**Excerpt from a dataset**

┌──

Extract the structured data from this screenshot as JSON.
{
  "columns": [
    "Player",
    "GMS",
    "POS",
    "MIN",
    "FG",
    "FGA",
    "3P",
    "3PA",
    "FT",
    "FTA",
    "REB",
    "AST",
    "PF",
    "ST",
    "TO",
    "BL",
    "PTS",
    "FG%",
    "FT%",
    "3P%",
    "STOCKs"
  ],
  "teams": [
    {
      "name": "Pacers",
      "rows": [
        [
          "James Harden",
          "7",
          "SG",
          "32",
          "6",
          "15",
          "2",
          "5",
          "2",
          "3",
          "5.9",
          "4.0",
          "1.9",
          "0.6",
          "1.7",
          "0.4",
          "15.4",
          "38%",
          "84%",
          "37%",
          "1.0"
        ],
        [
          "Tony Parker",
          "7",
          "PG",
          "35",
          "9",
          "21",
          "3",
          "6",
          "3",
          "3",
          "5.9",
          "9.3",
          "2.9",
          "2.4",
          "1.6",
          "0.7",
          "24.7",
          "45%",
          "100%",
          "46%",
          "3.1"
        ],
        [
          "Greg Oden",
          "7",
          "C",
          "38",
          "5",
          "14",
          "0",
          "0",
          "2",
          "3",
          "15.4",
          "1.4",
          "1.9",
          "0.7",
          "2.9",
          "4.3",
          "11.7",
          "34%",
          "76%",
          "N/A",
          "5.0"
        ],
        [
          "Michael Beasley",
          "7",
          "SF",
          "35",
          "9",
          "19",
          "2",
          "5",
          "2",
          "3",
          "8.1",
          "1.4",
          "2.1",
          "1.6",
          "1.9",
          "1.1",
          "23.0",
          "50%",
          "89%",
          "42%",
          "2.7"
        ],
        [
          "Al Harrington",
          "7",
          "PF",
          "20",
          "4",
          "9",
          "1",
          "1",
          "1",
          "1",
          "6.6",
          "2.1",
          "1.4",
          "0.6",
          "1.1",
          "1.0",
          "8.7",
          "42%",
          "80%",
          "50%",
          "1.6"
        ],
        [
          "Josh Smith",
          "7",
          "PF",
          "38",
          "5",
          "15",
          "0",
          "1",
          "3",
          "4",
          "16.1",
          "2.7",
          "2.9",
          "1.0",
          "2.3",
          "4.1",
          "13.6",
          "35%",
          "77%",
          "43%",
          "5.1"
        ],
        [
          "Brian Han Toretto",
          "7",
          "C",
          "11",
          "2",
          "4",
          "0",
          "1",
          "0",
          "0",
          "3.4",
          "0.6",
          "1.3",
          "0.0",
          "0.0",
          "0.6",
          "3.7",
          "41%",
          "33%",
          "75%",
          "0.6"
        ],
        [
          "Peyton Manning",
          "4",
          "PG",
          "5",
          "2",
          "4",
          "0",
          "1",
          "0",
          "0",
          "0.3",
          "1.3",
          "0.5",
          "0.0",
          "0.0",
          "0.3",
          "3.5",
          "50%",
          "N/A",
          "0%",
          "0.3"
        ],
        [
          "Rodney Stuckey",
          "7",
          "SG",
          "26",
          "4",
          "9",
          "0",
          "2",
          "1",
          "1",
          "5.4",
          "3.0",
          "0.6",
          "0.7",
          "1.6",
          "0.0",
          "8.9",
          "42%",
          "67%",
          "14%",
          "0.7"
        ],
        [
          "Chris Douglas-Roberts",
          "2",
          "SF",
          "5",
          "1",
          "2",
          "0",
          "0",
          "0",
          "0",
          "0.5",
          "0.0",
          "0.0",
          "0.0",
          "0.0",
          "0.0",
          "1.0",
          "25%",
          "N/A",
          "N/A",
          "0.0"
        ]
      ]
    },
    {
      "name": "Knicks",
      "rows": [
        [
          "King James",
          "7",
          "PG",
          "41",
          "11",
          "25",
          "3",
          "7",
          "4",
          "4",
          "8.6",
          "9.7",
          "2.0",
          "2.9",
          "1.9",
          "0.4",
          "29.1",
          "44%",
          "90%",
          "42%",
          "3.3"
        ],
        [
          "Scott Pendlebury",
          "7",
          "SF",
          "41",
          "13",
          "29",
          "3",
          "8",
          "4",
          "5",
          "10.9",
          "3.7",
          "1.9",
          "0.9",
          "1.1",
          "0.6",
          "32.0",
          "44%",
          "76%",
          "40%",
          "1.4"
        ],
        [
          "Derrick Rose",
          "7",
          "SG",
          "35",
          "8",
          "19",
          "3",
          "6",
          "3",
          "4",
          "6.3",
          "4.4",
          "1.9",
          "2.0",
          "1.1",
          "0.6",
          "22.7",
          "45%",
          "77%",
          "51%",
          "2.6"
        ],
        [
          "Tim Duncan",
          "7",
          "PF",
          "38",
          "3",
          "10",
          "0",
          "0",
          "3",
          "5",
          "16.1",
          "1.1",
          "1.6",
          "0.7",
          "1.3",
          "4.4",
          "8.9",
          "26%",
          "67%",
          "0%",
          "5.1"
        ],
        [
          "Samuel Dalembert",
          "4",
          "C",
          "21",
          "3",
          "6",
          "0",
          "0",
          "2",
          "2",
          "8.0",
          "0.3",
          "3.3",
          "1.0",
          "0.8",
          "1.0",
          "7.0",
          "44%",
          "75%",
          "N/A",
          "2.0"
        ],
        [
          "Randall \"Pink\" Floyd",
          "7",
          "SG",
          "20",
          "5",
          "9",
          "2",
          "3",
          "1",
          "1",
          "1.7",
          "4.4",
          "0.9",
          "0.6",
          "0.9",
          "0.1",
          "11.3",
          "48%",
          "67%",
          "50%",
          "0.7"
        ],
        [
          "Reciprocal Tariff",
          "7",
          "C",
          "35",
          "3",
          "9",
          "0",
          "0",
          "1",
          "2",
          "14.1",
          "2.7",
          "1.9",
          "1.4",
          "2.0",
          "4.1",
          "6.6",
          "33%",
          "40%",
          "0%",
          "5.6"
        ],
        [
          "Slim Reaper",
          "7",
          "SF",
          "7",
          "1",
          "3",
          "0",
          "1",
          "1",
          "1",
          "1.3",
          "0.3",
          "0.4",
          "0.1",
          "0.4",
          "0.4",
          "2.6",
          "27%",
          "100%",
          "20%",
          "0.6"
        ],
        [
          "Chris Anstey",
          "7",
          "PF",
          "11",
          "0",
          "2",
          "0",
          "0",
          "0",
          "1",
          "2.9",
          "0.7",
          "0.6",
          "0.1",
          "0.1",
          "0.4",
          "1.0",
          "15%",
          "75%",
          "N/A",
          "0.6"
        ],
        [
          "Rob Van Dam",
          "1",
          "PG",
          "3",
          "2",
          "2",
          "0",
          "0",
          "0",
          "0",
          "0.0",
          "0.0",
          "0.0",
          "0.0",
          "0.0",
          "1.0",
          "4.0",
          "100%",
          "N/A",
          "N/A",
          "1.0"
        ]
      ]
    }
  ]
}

└──
┌──

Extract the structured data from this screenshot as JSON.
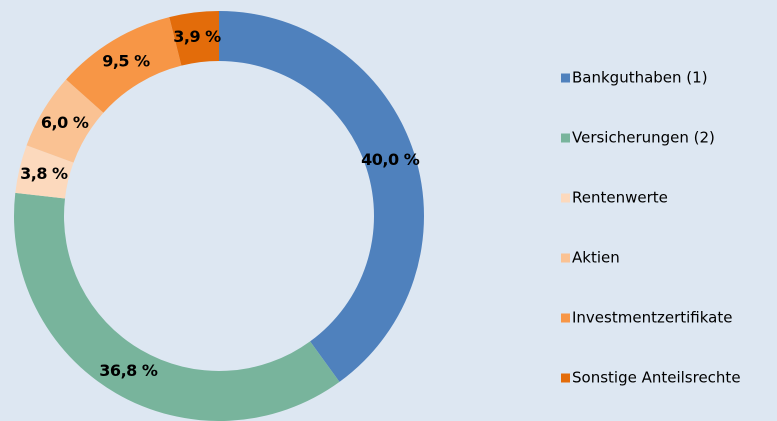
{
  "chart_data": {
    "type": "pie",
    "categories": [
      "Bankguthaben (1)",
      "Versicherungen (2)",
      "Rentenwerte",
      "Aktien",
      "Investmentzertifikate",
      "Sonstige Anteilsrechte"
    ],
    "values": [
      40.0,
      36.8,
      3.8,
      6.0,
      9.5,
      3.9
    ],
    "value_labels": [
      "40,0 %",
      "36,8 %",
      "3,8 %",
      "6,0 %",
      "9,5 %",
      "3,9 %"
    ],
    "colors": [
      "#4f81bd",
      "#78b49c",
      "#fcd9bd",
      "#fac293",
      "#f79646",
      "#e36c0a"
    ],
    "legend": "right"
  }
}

└──

**Goal of the exercise**
Lines from the records above that hold "Chris" are the ones to list.

**Correct answer**
          "Chris Douglas-Roberts",
          "Chris Anstey",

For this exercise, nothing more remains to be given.